> **Recorded data**
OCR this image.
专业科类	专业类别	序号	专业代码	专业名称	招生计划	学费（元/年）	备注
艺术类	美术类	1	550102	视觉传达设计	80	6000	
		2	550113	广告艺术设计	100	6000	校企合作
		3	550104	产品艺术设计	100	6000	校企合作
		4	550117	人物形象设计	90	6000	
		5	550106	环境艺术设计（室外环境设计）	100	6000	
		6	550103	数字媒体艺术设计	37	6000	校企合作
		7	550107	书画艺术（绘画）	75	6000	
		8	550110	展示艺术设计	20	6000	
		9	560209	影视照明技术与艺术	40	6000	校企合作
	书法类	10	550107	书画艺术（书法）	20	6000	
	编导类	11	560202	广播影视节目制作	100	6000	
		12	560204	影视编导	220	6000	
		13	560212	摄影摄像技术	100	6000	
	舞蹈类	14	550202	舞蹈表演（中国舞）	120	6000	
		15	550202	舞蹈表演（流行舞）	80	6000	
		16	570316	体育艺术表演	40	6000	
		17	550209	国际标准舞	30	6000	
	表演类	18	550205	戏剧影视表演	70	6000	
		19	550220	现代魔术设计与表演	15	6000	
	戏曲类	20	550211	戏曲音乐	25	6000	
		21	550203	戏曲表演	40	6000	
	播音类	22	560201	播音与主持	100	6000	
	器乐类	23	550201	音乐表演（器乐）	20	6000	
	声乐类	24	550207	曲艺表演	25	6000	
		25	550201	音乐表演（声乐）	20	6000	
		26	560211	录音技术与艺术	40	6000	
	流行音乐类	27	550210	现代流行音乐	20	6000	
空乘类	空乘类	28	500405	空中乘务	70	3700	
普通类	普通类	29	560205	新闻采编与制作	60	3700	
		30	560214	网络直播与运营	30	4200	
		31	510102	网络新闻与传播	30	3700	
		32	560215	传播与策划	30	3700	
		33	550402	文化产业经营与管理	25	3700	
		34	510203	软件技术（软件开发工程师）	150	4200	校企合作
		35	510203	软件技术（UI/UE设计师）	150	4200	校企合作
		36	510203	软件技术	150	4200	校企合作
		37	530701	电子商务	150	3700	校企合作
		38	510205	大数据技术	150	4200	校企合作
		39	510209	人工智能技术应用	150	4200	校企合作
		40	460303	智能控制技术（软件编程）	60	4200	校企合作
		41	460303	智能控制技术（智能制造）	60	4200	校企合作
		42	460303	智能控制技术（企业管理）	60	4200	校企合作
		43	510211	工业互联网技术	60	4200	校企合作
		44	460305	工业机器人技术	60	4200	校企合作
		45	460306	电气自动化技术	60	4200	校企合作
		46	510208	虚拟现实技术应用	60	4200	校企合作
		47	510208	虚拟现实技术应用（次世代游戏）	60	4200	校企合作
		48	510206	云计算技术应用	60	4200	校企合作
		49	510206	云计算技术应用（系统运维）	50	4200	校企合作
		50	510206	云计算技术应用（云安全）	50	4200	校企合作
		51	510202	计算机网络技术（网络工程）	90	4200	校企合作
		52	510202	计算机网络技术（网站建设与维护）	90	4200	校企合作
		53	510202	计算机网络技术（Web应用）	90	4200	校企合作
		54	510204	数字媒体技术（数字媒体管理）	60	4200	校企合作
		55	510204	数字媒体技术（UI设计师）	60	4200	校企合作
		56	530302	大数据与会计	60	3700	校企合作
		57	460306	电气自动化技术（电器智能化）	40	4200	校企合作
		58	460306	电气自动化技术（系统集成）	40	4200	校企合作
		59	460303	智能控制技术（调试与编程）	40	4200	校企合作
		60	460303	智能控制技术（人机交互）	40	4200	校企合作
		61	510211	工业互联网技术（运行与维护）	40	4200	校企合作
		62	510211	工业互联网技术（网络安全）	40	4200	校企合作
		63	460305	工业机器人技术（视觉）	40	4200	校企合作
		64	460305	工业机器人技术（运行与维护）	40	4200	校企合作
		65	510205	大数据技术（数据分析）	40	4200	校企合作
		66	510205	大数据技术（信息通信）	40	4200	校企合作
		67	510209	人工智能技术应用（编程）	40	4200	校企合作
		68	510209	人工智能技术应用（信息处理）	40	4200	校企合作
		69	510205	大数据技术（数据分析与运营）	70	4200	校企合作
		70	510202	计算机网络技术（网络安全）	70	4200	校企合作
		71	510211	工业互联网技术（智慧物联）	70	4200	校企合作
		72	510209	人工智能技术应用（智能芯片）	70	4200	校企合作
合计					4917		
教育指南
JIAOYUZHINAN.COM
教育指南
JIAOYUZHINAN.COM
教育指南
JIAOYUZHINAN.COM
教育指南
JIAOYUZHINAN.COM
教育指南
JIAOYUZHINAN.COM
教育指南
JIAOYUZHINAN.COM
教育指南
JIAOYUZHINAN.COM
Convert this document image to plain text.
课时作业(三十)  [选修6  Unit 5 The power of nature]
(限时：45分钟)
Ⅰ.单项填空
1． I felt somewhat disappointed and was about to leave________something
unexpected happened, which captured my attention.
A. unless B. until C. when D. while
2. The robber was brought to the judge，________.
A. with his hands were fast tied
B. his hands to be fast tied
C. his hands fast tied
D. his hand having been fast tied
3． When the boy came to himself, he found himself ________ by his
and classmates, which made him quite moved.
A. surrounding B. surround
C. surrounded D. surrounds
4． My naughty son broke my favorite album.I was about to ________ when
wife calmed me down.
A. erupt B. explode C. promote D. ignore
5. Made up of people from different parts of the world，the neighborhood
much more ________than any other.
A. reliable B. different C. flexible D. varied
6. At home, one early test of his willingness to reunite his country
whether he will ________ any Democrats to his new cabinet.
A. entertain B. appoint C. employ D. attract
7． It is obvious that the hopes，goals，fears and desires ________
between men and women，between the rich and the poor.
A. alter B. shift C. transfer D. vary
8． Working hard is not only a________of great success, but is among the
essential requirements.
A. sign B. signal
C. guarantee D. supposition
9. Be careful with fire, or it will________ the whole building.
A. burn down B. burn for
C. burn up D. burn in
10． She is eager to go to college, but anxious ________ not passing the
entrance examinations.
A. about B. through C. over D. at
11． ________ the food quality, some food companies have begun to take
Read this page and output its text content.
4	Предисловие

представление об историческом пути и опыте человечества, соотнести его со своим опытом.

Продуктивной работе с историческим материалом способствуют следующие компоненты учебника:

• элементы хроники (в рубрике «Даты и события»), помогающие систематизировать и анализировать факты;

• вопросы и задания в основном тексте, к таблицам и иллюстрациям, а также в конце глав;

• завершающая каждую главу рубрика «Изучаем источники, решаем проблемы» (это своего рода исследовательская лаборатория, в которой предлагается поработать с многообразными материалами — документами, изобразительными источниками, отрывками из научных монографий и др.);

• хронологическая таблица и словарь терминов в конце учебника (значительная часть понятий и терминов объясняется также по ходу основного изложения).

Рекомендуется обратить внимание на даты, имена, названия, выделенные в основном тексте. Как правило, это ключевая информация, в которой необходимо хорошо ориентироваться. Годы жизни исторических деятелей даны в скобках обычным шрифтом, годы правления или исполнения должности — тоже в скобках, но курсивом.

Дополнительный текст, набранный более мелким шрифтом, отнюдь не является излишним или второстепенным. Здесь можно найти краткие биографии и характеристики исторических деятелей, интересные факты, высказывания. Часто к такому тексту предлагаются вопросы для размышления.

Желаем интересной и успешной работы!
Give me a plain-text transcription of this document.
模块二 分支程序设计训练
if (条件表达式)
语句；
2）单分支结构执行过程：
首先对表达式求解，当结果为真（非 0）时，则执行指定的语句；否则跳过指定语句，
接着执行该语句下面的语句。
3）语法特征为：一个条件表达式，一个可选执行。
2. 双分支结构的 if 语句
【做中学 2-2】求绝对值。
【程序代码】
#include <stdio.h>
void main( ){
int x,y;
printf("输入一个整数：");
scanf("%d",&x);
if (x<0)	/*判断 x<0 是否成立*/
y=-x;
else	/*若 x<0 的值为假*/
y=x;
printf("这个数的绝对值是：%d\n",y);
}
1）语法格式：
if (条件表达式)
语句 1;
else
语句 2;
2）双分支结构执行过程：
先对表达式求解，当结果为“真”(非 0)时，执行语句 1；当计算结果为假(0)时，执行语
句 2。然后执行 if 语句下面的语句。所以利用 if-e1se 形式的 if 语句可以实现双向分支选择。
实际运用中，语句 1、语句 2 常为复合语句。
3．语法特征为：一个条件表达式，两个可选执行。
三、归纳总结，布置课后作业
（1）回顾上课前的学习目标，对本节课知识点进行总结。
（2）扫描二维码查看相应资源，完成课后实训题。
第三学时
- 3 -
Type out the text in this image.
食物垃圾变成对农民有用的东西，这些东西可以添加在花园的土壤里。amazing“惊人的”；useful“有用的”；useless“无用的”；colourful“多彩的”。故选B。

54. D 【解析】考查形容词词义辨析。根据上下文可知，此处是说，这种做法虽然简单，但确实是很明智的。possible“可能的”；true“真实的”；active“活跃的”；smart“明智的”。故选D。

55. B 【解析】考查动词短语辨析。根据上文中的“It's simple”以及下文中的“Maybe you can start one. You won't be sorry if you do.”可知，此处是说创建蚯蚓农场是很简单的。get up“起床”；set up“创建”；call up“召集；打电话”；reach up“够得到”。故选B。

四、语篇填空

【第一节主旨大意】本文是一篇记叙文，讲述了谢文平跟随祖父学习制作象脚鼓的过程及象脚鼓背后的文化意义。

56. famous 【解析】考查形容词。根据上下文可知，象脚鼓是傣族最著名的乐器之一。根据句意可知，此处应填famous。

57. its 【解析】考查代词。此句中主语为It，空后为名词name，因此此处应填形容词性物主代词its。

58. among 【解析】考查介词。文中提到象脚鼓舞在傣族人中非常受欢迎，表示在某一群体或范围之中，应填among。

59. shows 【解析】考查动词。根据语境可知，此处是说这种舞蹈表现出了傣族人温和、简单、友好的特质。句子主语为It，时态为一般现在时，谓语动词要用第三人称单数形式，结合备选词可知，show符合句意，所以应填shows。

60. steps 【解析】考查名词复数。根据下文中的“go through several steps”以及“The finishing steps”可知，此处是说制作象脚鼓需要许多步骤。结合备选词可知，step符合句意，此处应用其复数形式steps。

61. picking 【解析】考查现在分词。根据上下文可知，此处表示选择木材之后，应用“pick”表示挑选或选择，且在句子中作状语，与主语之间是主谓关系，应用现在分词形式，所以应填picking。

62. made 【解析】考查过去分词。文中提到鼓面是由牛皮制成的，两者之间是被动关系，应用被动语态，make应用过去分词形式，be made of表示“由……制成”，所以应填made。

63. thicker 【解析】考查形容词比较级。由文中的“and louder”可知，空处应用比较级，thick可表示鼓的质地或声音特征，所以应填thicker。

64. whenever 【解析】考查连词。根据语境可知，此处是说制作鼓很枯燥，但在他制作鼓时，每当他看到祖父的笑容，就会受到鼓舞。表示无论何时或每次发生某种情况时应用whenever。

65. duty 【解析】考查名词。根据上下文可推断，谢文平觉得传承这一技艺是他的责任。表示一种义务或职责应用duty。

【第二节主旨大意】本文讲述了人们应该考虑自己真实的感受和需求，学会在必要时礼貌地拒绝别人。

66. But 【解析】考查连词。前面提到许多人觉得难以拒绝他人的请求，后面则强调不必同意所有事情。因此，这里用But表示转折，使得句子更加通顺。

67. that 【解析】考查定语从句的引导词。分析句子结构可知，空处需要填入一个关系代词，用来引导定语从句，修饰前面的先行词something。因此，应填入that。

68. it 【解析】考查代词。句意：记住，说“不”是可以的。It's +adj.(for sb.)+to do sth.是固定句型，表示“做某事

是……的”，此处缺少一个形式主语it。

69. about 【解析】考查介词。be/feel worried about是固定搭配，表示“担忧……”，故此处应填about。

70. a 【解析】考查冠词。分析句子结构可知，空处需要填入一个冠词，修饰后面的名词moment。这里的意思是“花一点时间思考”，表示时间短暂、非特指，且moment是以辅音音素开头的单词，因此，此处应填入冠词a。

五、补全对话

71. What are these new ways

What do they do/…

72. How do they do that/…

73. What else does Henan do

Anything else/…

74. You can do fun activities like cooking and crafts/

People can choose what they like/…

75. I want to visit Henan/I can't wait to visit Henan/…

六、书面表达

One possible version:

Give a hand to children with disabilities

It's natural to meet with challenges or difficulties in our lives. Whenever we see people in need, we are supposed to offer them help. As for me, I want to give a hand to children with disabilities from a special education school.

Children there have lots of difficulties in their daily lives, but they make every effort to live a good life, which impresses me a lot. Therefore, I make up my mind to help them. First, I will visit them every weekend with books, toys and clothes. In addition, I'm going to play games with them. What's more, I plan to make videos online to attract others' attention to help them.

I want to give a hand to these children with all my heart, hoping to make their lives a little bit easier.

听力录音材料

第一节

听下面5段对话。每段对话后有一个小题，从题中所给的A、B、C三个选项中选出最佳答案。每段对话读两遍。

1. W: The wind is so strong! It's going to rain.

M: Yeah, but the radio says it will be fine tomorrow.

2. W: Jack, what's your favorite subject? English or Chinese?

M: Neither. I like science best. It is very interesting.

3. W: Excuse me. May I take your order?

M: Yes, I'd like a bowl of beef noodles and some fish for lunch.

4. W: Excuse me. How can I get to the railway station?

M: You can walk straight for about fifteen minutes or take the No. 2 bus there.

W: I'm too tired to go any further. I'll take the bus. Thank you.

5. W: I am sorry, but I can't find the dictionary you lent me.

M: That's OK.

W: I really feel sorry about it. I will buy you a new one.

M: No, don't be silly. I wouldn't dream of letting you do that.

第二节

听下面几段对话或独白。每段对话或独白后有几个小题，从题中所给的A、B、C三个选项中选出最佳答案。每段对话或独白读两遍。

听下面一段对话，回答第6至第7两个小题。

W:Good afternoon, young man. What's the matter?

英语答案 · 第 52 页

> **Short task**
Filter the entries down to the lines with the word "this" in them.

> **Final result**
OCR this image.
Convert this document image to plain text.
Read this page and output its text content.
Give me a plain-text transcription of this document.
Type out the text in this image.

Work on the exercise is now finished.